Stated exercise: Whenever a line contains the string "初识JavaScript", copy it out of the entries.
################
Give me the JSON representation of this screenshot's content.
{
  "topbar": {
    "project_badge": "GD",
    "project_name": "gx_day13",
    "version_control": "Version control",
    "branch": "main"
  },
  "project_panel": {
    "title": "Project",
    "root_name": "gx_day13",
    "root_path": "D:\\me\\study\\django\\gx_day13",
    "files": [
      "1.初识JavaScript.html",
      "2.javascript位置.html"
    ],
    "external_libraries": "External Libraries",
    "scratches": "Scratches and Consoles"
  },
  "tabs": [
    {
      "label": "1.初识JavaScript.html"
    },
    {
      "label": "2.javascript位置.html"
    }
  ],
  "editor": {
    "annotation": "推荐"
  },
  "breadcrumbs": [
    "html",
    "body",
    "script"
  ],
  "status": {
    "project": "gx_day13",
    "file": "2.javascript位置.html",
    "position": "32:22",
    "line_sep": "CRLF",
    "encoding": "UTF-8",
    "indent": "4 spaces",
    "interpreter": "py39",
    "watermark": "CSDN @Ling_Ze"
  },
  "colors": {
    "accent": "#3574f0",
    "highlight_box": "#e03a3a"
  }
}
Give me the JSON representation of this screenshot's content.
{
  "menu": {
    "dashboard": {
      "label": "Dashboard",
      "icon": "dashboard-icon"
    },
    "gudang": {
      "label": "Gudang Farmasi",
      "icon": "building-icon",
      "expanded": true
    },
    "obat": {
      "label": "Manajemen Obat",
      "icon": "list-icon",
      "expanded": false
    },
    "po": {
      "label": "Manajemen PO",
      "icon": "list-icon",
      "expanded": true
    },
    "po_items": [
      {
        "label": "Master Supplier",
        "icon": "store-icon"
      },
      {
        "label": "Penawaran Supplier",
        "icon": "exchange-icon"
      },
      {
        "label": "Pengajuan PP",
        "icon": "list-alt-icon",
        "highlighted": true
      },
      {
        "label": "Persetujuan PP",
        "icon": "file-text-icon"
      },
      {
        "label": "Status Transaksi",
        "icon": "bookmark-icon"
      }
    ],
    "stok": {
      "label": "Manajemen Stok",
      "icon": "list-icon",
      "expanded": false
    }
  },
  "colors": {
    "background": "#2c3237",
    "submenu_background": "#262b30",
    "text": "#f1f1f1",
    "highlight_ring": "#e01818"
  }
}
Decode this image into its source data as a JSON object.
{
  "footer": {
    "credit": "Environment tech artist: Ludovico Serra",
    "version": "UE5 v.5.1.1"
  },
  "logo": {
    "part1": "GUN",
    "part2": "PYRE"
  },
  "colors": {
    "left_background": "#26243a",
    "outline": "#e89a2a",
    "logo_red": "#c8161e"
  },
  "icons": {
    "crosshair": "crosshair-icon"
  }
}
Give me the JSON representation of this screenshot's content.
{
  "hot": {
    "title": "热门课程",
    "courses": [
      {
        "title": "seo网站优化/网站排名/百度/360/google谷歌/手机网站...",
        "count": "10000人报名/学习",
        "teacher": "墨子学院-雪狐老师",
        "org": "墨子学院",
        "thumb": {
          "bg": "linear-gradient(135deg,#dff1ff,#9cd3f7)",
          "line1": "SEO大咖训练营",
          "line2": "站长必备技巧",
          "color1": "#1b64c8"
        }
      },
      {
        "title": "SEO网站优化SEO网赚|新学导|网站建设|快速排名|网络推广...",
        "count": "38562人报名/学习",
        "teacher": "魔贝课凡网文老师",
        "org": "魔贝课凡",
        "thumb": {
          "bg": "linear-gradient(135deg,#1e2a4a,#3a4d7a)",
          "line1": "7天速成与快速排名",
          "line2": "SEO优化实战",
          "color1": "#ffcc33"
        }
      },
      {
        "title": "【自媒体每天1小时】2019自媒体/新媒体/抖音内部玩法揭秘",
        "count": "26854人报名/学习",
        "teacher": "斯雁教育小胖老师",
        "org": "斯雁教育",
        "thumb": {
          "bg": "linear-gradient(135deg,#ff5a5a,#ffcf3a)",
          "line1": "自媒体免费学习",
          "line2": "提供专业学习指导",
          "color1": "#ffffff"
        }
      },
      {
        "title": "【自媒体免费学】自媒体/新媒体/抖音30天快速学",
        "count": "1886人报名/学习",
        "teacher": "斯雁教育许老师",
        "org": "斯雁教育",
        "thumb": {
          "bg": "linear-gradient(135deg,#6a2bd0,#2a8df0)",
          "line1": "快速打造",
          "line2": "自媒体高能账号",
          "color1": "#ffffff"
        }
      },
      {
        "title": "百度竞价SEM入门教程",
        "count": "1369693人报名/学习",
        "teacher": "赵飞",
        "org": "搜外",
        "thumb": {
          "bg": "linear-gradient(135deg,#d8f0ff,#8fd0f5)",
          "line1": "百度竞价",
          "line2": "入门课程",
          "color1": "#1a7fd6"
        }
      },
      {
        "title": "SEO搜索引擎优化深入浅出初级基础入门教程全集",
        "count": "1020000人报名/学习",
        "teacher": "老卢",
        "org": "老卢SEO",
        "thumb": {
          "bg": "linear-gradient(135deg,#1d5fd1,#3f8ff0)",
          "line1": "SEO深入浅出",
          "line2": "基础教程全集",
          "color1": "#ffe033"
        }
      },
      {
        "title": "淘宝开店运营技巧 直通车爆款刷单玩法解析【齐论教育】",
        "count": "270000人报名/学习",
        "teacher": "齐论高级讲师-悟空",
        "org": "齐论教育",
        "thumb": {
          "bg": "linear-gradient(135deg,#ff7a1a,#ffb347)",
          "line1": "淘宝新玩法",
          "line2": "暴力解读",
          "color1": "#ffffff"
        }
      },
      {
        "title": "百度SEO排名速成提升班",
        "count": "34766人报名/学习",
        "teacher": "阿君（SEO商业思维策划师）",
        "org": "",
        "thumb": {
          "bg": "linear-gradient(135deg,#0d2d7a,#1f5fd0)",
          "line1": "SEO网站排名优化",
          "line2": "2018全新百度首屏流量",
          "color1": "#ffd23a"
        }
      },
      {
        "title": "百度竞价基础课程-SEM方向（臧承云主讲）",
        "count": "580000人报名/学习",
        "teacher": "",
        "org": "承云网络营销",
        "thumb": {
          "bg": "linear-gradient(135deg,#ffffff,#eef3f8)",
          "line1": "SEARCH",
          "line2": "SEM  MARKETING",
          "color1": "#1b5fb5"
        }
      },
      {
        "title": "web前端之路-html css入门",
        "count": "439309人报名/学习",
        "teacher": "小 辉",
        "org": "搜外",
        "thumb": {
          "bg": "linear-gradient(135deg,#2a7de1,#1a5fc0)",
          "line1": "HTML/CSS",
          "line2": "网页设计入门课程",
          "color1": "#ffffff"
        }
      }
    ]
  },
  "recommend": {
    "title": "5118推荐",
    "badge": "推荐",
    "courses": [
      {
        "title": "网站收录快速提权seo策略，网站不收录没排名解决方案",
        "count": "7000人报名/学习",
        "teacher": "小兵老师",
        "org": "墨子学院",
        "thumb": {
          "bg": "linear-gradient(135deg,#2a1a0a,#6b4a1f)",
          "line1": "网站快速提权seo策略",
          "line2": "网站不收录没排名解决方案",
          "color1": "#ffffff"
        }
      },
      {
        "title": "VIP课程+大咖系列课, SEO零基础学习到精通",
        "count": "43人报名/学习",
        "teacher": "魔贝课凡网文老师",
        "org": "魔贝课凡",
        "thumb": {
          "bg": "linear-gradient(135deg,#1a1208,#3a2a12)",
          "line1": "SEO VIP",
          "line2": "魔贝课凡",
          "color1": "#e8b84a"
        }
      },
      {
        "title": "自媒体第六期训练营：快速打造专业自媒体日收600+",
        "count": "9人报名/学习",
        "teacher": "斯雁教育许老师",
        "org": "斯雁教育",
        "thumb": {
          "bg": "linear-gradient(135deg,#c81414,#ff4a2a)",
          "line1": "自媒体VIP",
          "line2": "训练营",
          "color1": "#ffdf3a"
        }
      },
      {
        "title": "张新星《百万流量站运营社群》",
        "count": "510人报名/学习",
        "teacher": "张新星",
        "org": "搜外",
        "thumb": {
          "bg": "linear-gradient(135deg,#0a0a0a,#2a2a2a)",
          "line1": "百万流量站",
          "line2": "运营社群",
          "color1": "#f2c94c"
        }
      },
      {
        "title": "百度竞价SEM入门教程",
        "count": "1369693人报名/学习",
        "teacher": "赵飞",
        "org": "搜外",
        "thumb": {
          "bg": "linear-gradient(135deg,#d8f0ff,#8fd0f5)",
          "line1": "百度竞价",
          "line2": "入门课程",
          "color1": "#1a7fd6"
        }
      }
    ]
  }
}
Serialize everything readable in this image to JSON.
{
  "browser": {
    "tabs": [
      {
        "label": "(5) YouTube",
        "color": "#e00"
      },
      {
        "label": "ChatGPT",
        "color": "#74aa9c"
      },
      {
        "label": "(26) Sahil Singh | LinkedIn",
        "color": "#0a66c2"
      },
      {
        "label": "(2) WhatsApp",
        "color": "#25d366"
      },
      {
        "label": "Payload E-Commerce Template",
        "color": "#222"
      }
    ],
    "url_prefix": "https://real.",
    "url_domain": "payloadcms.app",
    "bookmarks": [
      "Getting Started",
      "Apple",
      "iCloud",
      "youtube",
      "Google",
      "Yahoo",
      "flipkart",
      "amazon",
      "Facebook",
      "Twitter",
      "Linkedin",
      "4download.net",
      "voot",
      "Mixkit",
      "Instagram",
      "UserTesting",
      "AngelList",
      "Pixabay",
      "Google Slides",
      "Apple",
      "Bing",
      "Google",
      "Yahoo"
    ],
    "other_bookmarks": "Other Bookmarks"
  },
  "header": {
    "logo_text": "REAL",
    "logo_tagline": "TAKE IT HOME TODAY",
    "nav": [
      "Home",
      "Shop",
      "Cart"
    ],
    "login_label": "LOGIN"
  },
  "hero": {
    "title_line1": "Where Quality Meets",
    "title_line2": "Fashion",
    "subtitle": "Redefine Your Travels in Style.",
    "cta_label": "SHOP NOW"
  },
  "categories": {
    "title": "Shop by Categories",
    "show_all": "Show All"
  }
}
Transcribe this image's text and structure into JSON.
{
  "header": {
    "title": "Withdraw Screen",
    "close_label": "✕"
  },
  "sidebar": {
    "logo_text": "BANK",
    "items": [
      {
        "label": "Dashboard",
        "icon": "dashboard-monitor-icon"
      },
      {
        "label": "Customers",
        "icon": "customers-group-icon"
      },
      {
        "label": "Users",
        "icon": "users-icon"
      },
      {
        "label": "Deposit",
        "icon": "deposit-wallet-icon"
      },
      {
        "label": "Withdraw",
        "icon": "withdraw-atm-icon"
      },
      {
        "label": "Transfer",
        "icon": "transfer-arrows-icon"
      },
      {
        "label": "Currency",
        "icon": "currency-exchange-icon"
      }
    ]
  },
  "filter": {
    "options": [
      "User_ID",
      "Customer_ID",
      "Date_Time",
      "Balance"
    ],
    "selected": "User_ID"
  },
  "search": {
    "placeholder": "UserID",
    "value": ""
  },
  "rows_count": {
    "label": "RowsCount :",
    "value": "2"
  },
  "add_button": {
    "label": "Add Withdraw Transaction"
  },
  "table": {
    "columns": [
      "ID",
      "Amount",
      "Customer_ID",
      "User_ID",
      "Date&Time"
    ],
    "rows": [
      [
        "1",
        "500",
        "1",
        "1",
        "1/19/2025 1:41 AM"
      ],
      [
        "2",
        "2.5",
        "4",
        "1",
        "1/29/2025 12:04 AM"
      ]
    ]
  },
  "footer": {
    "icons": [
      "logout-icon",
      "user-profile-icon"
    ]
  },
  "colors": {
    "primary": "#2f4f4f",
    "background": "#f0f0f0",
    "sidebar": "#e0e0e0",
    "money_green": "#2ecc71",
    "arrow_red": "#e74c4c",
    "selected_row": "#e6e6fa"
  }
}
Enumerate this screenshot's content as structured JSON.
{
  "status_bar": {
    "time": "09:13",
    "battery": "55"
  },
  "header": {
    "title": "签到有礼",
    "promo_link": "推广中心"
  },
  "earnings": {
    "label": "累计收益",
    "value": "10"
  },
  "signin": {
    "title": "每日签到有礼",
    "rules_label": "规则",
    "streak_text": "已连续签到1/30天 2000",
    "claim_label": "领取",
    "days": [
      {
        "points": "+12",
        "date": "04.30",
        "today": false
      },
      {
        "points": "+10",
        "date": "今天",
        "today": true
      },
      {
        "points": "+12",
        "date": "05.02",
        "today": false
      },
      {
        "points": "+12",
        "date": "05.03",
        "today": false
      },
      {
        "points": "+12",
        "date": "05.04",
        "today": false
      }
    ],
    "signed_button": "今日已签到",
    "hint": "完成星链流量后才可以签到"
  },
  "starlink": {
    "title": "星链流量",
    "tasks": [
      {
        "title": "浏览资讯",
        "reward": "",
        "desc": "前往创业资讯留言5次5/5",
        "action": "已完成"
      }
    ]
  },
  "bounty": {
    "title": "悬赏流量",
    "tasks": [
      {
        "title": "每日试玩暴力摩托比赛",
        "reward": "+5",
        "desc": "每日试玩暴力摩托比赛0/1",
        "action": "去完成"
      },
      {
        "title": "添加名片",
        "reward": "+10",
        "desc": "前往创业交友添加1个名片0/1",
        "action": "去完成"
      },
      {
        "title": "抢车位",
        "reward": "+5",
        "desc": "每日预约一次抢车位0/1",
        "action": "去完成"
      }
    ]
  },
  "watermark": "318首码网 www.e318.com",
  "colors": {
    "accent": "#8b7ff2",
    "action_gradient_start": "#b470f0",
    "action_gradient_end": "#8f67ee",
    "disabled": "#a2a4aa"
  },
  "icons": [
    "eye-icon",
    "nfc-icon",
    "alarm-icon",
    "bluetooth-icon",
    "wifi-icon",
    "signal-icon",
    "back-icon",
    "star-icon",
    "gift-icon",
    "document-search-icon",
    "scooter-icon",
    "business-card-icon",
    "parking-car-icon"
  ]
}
################
Exercise result:
      "1.初识JavaScript.html",
      "label": "1.初识JavaScript.html"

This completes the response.